— START Data provided —
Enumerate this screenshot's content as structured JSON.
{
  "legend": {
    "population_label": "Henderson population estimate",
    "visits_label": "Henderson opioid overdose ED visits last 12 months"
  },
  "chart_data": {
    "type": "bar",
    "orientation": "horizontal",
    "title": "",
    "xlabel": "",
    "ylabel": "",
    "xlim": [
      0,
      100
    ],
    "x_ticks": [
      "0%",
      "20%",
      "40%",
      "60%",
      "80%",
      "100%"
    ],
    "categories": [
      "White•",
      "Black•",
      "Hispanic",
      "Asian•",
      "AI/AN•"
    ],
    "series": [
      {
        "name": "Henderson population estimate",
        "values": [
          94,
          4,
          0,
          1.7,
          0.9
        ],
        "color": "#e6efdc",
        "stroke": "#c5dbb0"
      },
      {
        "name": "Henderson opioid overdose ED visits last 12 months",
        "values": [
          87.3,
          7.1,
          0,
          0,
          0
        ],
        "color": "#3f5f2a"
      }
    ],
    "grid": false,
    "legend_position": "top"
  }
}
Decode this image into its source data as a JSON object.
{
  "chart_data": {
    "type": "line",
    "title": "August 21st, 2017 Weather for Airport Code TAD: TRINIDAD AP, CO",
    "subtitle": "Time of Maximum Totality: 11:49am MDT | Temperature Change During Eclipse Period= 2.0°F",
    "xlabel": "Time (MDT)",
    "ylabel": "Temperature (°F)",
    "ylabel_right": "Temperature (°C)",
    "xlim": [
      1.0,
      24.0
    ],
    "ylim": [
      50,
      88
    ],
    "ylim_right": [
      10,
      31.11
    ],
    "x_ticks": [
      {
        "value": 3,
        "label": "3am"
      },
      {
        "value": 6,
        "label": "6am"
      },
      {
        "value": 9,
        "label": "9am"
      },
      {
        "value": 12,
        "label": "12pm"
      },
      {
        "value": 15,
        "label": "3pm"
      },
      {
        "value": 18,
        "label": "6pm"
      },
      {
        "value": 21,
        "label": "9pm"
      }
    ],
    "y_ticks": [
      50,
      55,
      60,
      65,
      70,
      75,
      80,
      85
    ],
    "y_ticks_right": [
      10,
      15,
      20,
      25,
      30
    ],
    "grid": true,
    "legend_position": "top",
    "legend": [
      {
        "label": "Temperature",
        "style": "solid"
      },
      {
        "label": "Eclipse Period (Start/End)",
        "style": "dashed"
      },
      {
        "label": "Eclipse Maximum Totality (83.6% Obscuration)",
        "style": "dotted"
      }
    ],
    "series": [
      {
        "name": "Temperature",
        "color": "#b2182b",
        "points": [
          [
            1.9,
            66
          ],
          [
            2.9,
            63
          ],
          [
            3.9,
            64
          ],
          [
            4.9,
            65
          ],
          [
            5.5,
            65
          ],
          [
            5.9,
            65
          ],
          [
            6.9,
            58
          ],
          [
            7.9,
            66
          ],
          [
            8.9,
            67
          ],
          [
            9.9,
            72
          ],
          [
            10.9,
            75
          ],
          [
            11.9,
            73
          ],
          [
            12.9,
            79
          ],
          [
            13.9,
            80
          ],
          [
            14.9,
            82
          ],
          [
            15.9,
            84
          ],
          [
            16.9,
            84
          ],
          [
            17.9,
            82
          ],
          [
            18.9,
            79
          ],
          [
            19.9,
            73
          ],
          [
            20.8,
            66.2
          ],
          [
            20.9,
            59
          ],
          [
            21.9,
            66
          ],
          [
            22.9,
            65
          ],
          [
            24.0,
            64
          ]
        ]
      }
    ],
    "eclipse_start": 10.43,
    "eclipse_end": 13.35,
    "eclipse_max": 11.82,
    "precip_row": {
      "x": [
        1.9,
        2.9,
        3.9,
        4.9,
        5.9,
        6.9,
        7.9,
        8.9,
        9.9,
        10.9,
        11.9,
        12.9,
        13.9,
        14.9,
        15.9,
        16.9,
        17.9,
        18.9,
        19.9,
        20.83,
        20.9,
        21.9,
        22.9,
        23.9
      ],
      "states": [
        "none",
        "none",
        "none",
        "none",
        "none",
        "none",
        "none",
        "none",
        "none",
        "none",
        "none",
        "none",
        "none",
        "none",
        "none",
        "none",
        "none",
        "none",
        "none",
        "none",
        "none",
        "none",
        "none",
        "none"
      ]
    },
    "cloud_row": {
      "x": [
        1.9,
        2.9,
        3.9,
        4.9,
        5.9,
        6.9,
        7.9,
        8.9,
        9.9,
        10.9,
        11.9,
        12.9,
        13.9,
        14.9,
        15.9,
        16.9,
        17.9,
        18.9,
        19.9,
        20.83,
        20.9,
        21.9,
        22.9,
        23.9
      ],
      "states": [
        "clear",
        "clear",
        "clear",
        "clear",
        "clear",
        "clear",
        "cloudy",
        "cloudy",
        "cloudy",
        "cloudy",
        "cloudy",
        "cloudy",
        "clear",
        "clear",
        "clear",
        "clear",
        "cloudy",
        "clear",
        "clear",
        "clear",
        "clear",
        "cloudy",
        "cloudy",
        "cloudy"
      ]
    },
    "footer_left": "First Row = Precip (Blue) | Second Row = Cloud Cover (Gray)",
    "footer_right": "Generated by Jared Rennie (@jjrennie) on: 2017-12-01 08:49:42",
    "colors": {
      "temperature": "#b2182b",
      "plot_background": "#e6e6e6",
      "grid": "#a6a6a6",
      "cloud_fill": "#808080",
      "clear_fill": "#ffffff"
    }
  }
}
— END Data provided —
• Goal: Please set down all the data word for word.

• Written answer:
Enumerate this screenshot's content as structured JSON.
{
  "legend": {
    "population_label": "Henderson population estimate",
    "visits_label": "Henderson opioid overdose ED visits last 12 months"
  },
  "chart_data": {
    "type": "bar",
    "orientation": "horizontal",
    "title": "",
    "xlabel": "",
    "ylabel": "",
    "xlim": [
      0,
      100
    ],
    "x_ticks": [
      "0%",
      "20%",
      "40%",
      "60%",
      "80%",
      "100%"
    ],
    "categories": [
      "White•",
      "Black•",
      "Hispanic",
      "Asian•",
      "AI/AN•"
    ],
    "series": [
      {
        "name": "Henderson population estimate",
        "values": [
          94,
          4,
          0,
          1.7,
          0.9
        ],
        "color": "#e6efdc",
        "stroke": "#c5dbb0"
      },
      {
        "name": "Henderson opioid overdose ED visits last 12 months",
        "values": [
          87.3,
          7.1,
          0,
          0,
          0
        ],
        "color": "#3f5f2a"
      }
    ],
    "grid": false,
    "legend_position": "top"
  }
}
Decode this image into its source data as a JSON object.
{
  "chart_data": {
    "type": "line",
    "title": "August 21st, 2017 Weather for Airport Code TAD: TRINIDAD AP, CO",
    "subtitle": "Time of Maximum Totality: 11:49am MDT | Temperature Change During Eclipse Period= 2.0°F",
    "xlabel": "Time (MDT)",
    "ylabel": "Temperature (°F)",
    "ylabel_right": "Temperature (°C)",
    "xlim": [
      1.0,
      24.0
    ],
    "ylim": [
      50,
      88
    ],
    "ylim_right": [
      10,
      31.11
    ],
    "x_ticks": [
      {
        "value": 3,
        "label": "3am"
      },
      {
        "value": 6,
        "label": "6am"
      },
      {
        "value": 9,
        "label": "9am"
      },
      {
        "value": 12,
        "label": "12pm"
      },
      {
        "value": 15,
        "label": "3pm"
      },
      {
        "value": 18,
        "label": "6pm"
      },
      {
        "value": 21,
        "label": "9pm"
      }
    ],
    "y_ticks": [
      50,
      55,
      60,
      65,
      70,
      75,
      80,
      85
    ],
    "y_ticks_right": [
      10,
      15,
      20,
      25,
      30
    ],
    "grid": true,
    "legend_position": "top",
    "legend": [
      {
        "label": "Temperature",
        "style": "solid"
      },
      {
        "label": "Eclipse Period (Start/End)",
        "style": "dashed"
      },
      {
        "label": "Eclipse Maximum Totality (83.6% Obscuration)",
        "style": "dotted"
      }
    ],
    "series": [
      {
        "name": "Temperature",
        "color": "#b2182b",
        "points": [
          [
            1.9,
            66
          ],
          [
            2.9,
            63
          ],
          [
            3.9,
            64
          ],
          [
            4.9,
            65
          ],
          [
            5.5,
            65
          ],
          [
            5.9,
            65
          ],
          [
            6.9,
            58
          ],
          [
            7.9,
            66
          ],
          [
            8.9,
            67
          ],
          [
            9.9,
            72
          ],
          [
            10.9,
            75
          ],
          [
            11.9,
            73
          ],
          [
            12.9,
            79
          ],
          [
            13.9,
            80
          ],
          [
            14.9,
            82
          ],
          [
            15.9,
            84
          ],
          [
            16.9,
            84
          ],
          [
            17.9,
            82
          ],
          [
            18.9,
            79
          ],
          [
            19.9,
            73
          ],
          [
            20.8,
            66.2
          ],
          [
            20.9,
            59
          ],
          [
            21.9,
            66
          ],
          [
            22.9,
            65
          ],
          [
            24.0,
            64
          ]
        ]
      }
    ],
    "eclipse_start": 10.43,
    "eclipse_end": 13.35,
    "eclipse_max": 11.82,
    "precip_row": {
      "x": [
        1.9,
        2.9,
        3.9,
        4.9,
        5.9,
        6.9,
        7.9,
        8.9,
        9.9,
        10.9,
        11.9,
        12.9,
        13.9,
        14.9,
        15.9,
        16.9,
        17.9,
        18.9,
        19.9,
        20.83,
        20.9,
        21.9,
        22.9,
        23.9
      ],
      "states": [
        "none",
        "none",
        "none",
        "none",
        "none",
        "none",
        "none",
        "none",
        "none",
        "none",
        "none",
        "none",
        "none",
        "none",
        "none",
        "none",
        "none",
        "none",
        "none",
        "none",
        "none",
        "none",
        "none",
        "none"
      ]
    },
    "cloud_row": {
      "x": [
        1.9,
        2.9,
        3.9,
        4.9,
        5.9,
        6.9,
        7.9,
        8.9,
        9.9,
        10.9,
        11.9,
        12.9,
        13.9,
        14.9,
        15.9,
        16.9,
        17.9,
        18.9,
        19.9,
        20.83,
        20.9,
        21.9,
        22.9,
        23.9
      ],
      "states": [
        "clear",
        "clear",
        "clear",
        "clear",
        "clear",
        "clear",
        "cloudy",
        "cloudy",
        "cloudy",
        "cloudy",
        "cloudy",
        "cloudy",
        "clear",
        "clear",
        "clear",
        "clear",
        "cloudy",
        "clear",
        "clear",
        "clear",
        "clear",
        "cloudy",
        "cloudy",
        "cloudy"
      ]
    },
    "footer_left": "First Row = Precip (Blue) | Second Row = Cloud Cover (Gray)",
    "footer_right": "Generated by Jared Rennie (@jjrennie) on: 2017-12-01 08:49:42",
    "colors": {
      "temperature": "#b2182b",
      "plot_background": "#e6e6e6",
      "grid": "#a6a6a6",
      "cloud_fill": "#808080",
      "clear_fill": "#ffffff"
    }
  }
}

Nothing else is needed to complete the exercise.